[What you are asked to do]
Write out, precisely and in full, each line of the material.

[Extracted entries]

-------

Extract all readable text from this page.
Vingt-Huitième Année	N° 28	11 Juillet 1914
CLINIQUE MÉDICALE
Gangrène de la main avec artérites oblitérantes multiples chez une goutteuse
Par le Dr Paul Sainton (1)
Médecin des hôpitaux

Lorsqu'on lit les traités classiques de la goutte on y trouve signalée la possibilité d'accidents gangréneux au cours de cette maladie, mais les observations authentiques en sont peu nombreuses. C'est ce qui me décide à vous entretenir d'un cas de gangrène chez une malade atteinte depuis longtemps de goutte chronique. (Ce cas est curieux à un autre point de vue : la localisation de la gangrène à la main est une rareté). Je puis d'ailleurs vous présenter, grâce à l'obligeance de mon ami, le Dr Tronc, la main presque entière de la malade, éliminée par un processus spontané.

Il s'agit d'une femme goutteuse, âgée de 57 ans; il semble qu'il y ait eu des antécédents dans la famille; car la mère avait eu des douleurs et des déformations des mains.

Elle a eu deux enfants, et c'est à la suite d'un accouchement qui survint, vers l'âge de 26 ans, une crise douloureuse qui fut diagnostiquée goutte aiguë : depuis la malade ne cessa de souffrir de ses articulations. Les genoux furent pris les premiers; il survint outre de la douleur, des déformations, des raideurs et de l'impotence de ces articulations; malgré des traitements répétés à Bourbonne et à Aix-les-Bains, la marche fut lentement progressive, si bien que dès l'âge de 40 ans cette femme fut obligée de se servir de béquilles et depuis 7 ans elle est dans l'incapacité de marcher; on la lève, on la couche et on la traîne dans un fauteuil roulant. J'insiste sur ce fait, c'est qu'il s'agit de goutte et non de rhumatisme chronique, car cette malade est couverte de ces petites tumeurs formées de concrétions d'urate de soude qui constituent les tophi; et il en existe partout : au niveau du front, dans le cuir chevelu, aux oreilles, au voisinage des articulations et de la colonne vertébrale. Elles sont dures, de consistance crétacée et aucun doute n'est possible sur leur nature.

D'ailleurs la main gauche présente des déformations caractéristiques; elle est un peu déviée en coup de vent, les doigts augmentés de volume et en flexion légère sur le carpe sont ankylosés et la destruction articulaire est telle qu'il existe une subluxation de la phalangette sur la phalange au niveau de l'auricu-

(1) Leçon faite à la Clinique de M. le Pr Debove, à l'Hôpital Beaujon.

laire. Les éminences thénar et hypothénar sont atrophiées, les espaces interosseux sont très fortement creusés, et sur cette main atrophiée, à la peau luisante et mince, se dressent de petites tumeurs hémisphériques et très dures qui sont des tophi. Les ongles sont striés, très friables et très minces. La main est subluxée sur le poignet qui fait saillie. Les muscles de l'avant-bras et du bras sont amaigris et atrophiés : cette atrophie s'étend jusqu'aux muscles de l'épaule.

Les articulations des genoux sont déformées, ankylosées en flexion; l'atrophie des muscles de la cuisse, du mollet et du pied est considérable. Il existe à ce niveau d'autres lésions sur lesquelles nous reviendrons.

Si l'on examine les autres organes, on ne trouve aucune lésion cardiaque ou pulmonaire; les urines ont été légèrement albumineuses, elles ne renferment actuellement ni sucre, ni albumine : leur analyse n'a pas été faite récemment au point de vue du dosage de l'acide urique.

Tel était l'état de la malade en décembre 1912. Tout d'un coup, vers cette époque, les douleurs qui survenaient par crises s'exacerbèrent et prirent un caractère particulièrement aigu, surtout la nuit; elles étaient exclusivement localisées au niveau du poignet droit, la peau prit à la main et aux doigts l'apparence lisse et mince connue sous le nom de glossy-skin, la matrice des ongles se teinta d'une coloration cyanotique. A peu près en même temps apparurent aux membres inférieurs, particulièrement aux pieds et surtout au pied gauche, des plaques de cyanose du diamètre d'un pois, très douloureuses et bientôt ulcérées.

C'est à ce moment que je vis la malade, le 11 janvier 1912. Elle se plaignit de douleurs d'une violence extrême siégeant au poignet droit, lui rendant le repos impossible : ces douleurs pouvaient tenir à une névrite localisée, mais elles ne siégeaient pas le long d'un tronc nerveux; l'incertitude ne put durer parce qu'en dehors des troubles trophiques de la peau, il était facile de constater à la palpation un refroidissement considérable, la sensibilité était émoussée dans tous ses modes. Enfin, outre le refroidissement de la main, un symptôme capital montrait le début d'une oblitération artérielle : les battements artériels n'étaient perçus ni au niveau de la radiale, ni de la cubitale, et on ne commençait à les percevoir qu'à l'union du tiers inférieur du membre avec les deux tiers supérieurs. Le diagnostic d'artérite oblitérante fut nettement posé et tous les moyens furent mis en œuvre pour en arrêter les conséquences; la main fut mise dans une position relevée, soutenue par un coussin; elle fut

-------

[Solution to the exercise]
Extract all readable text from this page.
Vingt-Huitième Année	N° 28	11 Juillet 1914
CLINIQUE MÉDICALE
Gangrène de la main avec artérites oblitérantes multiples chez une goutteuse
Par le Dr Paul Sainton (1)
Médecin des hôpitaux

Lorsqu'on lit les traités classiques de la goutte on y trouve signalée la possibilité d'accidents gangréneux au cours de cette maladie, mais les observations authentiques en sont peu nombreuses. C'est ce qui me décide à vous entretenir d'un cas de gangrène chez une malade atteinte depuis longtemps de goutte chronique. (Ce cas est curieux à un autre point de vue : la localisation de la gangrène à la main est une rareté). Je puis d'ailleurs vous présenter, grâce à l'obligeance de mon ami, le Dr Tronc, la main presque entière de la malade, éliminée par un processus spontané.

Il s'agit d'une femme goutteuse, âgée de 57 ans; il semble qu'il y ait eu des antécédents dans la famille; car la mère avait eu des douleurs et des déformations des mains.

Elle a eu deux enfants, et c'est à la suite d'un accouchement qui survint, vers l'âge de 26 ans, une crise douloureuse qui fut diagnostiquée goutte aiguë : depuis la malade ne cessa de souffrir de ses articulations. Les genoux furent pris les premiers; il survint outre de la douleur, des déformations, des raideurs et de l'impotence de ces articulations; malgré des traitements répétés à Bourbonne et à Aix-les-Bains, la marche fut lentement progressive, si bien que dès l'âge de 40 ans cette femme fut obligée de se servir de béquilles et depuis 7 ans elle est dans l'incapacité de marcher; on la lève, on la couche et on la traîne dans un fauteuil roulant. J'insiste sur ce fait, c'est qu'il s'agit de goutte et non de rhumatisme chronique, car cette malade est couverte de ces petites tumeurs formées de concrétions d'urate de soude qui constituent les tophi; et il en existe partout : au niveau du front, dans le cuir chevelu, aux oreilles, au voisinage des articulations et de la colonne vertébrale. Elles sont dures, de consistance crétacée et aucun doute n'est possible sur leur nature.

D'ailleurs la main gauche présente des déformations caractéristiques; elle est un peu déviée en coup de vent, les doigts augmentés de volume et en flexion légère sur le carpe sont ankylosés et la destruction articulaire est telle qu'il existe une subluxation de la phalangette sur la phalange au niveau de l'auricu-

(1) Leçon faite à la Clinique de M. le Pr Debove, à l'Hôpital Beaujon.

laire. Les éminences thénar et hypothénar sont atrophiées, les espaces interosseux sont très fortement creusés, et sur cette main atrophiée, à la peau luisante et mince, se dressent de petites tumeurs hémisphériques et très dures qui sont des tophi. Les ongles sont striés, très friables et très minces. La main est subluxée sur le poignet qui fait saillie. Les muscles de l'avant-bras et du bras sont amaigris et atrophiés : cette atrophie s'étend jusqu'aux muscles de l'épaule.

Les articulations des genoux sont déformées, ankylosées en flexion; l'atrophie des muscles de la cuisse, du mollet et du pied est considérable. Il existe à ce niveau d'autres lésions sur lesquelles nous reviendrons.

Si l'on examine les autres organes, on ne trouve aucune lésion cardiaque ou pulmonaire; les urines ont été légèrement albumineuses, elles ne renferment actuellement ni sucre, ni albumine : leur analyse n'a pas été faite récemment au point de vue du dosage de l'acide urique.

Tel était l'état de la malade en décembre 1912. Tout d'un coup, vers cette époque, les douleurs qui survenaient par crises s'exacerbèrent et prirent un caractère particulièrement aigu, surtout la nuit; elles étaient exclusivement localisées au niveau du poignet droit, la peau prit à la main et aux doigts l'apparence lisse et mince connue sous le nom de glossy-skin, la matrice des ongles se teinta d'une coloration cyanotique. A peu près en même temps apparurent aux membres inférieurs, particulièrement aux pieds et surtout au pied gauche, des plaques de cyanose du diamètre d'un pois, très douloureuses et bientôt ulcérées.

C'est à ce moment que je vis la malade, le 11 janvier 1912. Elle se plaignit de douleurs d'une violence extrême siégeant au poignet droit, lui rendant le repos impossible : ces douleurs pouvaient tenir à une névrite localisée, mais elles ne siégeaient pas le long d'un tronc nerveux; l'incertitude ne put durer parce qu'en dehors des troubles trophiques de la peau, il était facile de constater à la palpation un refroidissement considérable, la sensibilité était émoussée dans tous ses modes. Enfin, outre le refroidissement de la main, un symptôme capital montrait le début d'une oblitération artérielle : les battements artériels n'étaient perçus ni au niveau de la radiale, ni de la cubitale, et on ne commençait à les percevoir qu'à l'union du tiers inférieur du membre avec les deux tiers supérieurs. Le diagnostic d'artérite oblitérante fut nettement posé et tous les moyens furent mis en œuvre pour en arrêter les conséquences; la main fut mise dans une position relevée, soutenue par un coussin; elle fut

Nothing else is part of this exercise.